Task goal — Gather all lines with "value" from the records.

=== Material supplied ===

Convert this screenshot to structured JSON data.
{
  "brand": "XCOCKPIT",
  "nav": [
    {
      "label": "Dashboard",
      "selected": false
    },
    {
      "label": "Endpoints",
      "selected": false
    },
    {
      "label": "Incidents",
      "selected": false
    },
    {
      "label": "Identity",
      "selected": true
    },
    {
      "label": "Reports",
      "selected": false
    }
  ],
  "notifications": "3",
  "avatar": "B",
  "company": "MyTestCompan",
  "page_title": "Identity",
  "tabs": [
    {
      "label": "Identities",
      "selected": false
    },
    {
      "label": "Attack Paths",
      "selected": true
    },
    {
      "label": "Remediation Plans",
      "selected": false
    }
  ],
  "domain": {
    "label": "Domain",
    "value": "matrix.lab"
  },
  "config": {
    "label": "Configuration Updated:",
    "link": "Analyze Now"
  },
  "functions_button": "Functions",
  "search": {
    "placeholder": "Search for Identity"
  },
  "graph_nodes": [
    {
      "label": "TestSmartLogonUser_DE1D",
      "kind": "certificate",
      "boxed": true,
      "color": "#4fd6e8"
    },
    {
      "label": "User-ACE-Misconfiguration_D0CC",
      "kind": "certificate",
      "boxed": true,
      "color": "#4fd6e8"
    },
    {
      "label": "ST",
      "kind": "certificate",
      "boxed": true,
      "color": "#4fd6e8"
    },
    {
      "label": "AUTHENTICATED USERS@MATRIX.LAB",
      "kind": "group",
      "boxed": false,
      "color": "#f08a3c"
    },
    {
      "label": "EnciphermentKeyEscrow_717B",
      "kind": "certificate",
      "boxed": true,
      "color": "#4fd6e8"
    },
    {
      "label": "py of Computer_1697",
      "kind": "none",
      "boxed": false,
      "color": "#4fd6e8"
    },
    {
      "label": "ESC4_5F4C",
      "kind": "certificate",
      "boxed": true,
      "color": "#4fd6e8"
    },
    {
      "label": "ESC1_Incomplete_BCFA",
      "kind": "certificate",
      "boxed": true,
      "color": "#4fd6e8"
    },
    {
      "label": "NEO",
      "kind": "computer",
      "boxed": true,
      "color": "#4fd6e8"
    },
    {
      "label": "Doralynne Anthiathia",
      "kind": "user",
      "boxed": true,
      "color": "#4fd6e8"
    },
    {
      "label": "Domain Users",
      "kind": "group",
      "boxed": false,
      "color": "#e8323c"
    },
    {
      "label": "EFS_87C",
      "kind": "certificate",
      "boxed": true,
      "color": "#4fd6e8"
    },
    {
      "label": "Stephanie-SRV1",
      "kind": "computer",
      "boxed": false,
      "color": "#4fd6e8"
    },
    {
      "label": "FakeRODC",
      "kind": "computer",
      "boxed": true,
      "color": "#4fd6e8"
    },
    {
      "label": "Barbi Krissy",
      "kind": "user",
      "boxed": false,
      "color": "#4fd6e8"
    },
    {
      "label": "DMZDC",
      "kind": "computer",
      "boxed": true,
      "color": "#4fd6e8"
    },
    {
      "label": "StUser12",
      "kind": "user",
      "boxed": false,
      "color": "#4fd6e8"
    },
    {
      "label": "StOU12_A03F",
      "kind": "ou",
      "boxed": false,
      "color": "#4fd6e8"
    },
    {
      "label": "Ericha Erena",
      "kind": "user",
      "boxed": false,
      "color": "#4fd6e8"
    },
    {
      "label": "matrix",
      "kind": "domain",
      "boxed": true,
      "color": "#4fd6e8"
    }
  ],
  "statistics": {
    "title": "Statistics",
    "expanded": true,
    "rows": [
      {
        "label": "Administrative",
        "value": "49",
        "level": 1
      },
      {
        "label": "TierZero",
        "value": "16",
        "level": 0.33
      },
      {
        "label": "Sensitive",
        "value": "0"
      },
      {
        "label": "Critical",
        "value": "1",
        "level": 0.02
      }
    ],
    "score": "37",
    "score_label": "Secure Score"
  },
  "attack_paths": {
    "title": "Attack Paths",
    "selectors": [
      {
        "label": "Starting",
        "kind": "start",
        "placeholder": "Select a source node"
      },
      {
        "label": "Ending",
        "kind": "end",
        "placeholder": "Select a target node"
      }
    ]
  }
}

===

The solution —
    "value": "matrix.lab"
        "value": "49",
        "value": "16",
        "value": "0"
        "value": "1",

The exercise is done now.